> Given passage:
==================================================
The court, in short, following in a tradition of over 100 years of jurisprudence, rejected the claims against the immunization mandate. It went further, and strongly endorsed the law for its protection of children and the community. This is a good result for the children of California.

Dorit Reiss

Dorit Rubinstein Reiss is a professor of law at the University of California, Hastings College of the Law. Increasingly, her research and activities are focused on legal issues related to vaccines, including exemption laws and tort liability related to non-vaccination. She published law review and peer reviewed articles and many blog posts on legal issues related to vaccines. She received an undergraduate degree in Law and Political Science (1999, Magna cum Laude) from the Faculty of Law in the Hebrew University of Jerusalem. She received her Ph.D. from the Jurisprudence and Social Policy program in UC Berkeley. She is a member of the Parents Advisory Board of Voices for Vaccines, and active in vaccine advocacy in other ways. She is also a Member of the Vaccine Working Group on Ethics and Policy (https://vaccineworkinggroupethics.org/).

3 thoughts to “California Court of Appeal Rejects Challenge to Vaccine Law”

  1. I’m sorry, but whatever happened to INFORMED CONSENT?? Informed consent is based on the moral and legal premise of patient autonomy: You as the patient have the right to make decisions about your own health and medical conditions. You must give your voluntary, informed consent for treatment and for most medical tests and procedures.

    Then there is COERCION! Coercion (/koʊˈɜːrʒən, -ʃən/) is the practice of forcing another party to act in an involuntary manner by use of threats or force. … In law, coercion is codified as a duress crime. Such actions are used as leverage, to force the victim to act in a way contrary to their own interests.
==================================================
> Records:
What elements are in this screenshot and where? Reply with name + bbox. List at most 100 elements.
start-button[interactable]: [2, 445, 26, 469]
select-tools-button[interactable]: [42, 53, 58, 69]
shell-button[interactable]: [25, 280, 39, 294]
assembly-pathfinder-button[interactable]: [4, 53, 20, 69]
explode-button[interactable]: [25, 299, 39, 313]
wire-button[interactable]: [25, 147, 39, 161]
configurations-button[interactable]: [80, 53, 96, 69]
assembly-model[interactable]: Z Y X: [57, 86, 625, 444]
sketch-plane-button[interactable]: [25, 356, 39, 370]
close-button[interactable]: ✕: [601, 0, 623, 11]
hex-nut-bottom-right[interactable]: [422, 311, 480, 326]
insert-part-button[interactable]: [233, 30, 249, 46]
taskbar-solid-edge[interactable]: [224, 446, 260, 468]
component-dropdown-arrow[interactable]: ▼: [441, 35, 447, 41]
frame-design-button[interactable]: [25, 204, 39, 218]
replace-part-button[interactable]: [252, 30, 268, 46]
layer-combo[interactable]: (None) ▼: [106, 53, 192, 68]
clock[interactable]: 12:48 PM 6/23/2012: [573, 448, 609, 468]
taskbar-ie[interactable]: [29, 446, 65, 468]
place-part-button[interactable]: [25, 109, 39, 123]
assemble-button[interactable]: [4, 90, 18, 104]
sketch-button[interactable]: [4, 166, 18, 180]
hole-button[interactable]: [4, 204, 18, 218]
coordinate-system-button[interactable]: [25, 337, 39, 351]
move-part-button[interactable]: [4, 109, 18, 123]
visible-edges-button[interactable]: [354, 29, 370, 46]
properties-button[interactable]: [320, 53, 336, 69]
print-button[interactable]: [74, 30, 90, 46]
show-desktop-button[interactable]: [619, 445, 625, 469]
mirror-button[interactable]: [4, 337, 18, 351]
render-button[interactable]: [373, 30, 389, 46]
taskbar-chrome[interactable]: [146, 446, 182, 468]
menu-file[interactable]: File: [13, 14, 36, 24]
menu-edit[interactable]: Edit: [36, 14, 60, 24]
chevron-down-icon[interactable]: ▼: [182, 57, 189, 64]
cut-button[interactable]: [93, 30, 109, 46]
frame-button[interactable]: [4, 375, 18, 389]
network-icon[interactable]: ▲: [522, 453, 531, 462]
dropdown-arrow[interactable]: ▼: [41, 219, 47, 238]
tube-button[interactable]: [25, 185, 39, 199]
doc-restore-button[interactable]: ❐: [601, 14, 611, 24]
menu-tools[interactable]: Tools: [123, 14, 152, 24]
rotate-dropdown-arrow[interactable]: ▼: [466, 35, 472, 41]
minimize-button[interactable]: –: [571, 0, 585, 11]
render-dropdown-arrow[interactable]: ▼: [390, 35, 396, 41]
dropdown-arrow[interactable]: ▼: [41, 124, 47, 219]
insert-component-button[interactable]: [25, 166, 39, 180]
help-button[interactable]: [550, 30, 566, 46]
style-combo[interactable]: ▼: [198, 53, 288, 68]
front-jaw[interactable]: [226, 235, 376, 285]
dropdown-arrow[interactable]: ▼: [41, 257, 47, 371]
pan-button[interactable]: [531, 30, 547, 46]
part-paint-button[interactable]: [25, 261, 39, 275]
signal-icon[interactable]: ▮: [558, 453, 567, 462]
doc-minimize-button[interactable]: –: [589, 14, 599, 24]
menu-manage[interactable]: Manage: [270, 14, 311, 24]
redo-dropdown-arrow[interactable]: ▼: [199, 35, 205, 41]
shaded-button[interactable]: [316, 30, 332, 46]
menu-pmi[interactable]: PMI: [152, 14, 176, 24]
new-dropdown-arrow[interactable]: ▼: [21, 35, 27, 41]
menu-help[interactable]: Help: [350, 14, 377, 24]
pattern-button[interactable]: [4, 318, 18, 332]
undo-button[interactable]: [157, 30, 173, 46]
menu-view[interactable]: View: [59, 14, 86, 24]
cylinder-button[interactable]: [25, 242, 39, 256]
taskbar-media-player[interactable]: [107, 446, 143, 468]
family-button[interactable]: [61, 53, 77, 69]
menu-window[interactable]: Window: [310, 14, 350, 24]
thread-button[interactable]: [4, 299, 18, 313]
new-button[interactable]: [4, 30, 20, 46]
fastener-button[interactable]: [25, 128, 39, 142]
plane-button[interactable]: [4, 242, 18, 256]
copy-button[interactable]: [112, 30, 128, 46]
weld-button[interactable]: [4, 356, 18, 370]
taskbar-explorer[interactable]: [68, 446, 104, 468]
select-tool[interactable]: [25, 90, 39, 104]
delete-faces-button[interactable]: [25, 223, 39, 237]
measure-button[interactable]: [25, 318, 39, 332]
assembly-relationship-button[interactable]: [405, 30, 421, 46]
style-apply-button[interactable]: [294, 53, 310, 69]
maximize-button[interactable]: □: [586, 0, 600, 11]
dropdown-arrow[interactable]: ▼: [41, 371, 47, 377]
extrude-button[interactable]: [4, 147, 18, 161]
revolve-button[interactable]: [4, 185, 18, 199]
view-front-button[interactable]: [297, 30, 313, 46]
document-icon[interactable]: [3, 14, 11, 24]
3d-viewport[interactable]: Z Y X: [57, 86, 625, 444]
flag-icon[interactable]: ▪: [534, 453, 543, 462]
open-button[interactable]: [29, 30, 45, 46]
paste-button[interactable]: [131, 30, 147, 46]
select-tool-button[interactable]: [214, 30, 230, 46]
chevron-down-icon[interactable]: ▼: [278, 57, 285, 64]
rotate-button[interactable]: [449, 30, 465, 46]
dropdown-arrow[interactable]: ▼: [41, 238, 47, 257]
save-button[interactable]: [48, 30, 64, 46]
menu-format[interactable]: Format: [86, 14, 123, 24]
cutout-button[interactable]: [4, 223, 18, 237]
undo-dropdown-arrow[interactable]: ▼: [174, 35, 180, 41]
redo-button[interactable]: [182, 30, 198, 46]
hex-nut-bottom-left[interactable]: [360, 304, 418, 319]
==================================================
> Your goal:
Reproduce verbatim the part of the vaccine law passage above that runs between "Then there is" and "their own interests.", inclusive.

> Problem solution:
Then there is COERCION! Coercion (/koʊˈɜːrʒən, -ʃən/) is the practice of forcing another party to act in an involuntary manner by use of threats or force. … In law, coercion is codified as a duress crime. Such actions are used as leverage, to force the victim to act in a way contrary to their own interests.